• _What needs to be done_
Collect every line that includes the string "xlabel".

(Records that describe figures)
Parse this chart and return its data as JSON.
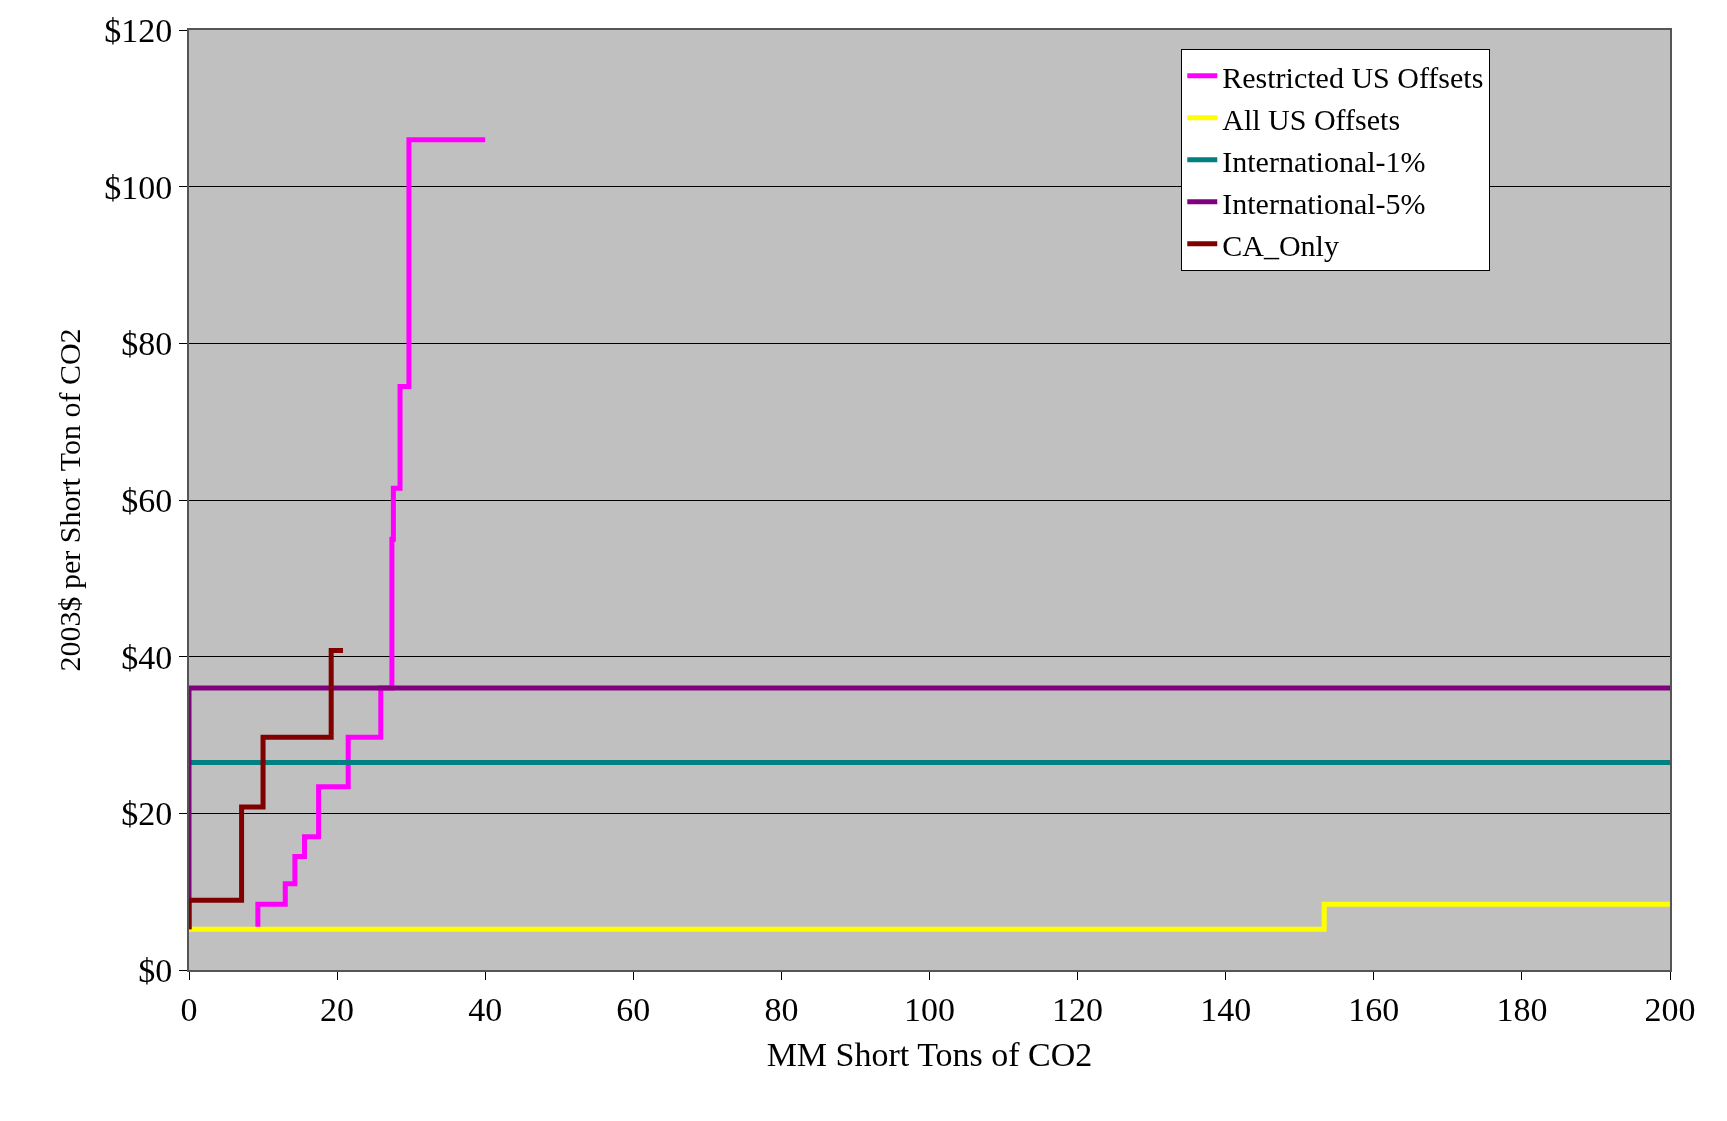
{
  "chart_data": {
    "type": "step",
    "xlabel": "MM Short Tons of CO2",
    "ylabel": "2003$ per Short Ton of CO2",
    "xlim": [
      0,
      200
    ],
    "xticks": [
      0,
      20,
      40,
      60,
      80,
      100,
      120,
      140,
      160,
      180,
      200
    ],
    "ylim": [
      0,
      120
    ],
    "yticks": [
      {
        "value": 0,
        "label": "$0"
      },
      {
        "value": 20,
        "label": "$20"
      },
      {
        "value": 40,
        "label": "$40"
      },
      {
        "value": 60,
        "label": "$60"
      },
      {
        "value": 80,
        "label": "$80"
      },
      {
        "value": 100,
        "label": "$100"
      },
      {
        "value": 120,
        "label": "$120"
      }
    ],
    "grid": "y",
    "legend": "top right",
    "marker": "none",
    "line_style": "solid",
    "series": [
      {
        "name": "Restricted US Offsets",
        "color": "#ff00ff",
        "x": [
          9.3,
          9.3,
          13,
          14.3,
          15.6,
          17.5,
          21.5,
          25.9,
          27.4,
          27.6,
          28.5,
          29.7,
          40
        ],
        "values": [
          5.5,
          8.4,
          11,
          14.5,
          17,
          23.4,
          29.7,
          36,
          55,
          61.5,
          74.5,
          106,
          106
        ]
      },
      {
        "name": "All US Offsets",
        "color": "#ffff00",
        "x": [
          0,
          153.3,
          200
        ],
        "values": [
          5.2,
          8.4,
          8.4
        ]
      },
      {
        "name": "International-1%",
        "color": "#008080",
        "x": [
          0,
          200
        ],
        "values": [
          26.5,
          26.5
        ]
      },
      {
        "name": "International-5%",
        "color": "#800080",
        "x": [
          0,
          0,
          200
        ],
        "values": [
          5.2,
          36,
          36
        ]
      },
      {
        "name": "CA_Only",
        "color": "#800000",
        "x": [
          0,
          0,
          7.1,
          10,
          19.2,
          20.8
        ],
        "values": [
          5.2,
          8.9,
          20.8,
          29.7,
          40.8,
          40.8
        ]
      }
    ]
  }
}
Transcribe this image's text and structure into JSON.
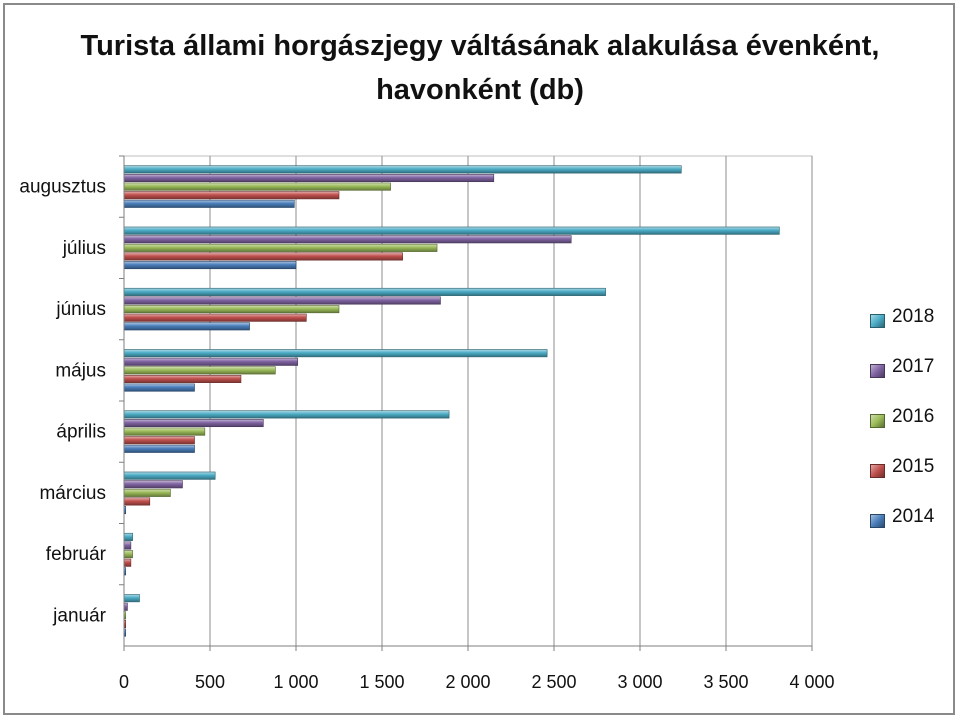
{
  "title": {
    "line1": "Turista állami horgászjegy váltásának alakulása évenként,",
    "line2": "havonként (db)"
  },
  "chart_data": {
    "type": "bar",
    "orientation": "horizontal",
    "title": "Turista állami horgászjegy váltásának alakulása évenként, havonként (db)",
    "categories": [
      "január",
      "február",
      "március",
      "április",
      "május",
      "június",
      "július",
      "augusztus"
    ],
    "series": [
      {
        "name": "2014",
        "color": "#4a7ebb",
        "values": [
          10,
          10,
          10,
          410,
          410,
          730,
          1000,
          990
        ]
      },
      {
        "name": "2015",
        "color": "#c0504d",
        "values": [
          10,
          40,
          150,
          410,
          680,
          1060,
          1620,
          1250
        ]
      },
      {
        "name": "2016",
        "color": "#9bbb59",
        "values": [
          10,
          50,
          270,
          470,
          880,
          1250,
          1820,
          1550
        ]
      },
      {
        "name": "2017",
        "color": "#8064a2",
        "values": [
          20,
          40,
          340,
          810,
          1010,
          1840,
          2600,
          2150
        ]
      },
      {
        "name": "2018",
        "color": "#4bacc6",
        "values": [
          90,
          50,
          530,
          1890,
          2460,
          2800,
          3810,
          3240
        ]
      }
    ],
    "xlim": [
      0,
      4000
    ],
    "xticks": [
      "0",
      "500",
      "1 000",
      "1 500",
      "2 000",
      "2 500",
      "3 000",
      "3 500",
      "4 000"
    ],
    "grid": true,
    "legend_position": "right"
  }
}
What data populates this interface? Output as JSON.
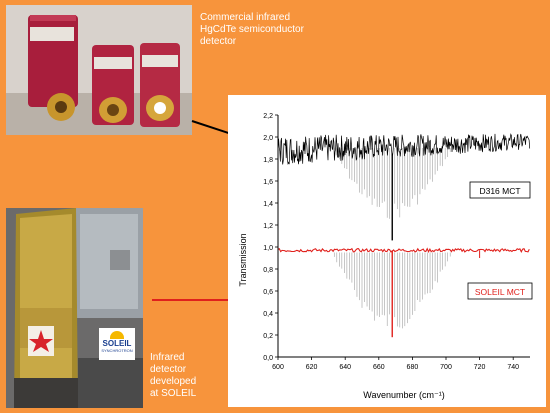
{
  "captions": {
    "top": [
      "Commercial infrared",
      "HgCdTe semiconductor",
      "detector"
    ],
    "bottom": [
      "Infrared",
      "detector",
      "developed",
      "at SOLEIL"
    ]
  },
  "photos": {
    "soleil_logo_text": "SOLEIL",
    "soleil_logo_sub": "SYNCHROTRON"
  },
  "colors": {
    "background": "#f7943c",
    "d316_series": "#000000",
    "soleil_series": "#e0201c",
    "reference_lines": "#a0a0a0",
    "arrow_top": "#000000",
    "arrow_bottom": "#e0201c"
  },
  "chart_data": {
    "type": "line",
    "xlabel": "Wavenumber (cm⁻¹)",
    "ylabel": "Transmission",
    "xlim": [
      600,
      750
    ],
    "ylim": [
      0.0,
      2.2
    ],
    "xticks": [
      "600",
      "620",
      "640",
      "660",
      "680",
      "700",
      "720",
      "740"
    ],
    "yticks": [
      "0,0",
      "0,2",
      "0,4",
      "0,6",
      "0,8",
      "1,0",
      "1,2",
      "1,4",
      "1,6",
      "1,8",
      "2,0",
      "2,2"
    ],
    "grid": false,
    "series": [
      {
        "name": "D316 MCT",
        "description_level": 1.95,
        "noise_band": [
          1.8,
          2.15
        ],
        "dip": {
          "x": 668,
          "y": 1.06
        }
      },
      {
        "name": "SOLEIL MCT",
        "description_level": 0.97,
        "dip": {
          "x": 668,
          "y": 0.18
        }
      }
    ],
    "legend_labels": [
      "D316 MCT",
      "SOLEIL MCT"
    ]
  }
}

• _Solution below_
    "xlabel": "MM Short Tons of CO2",
    "xlabel": "Wavenumber (cm⁻¹)",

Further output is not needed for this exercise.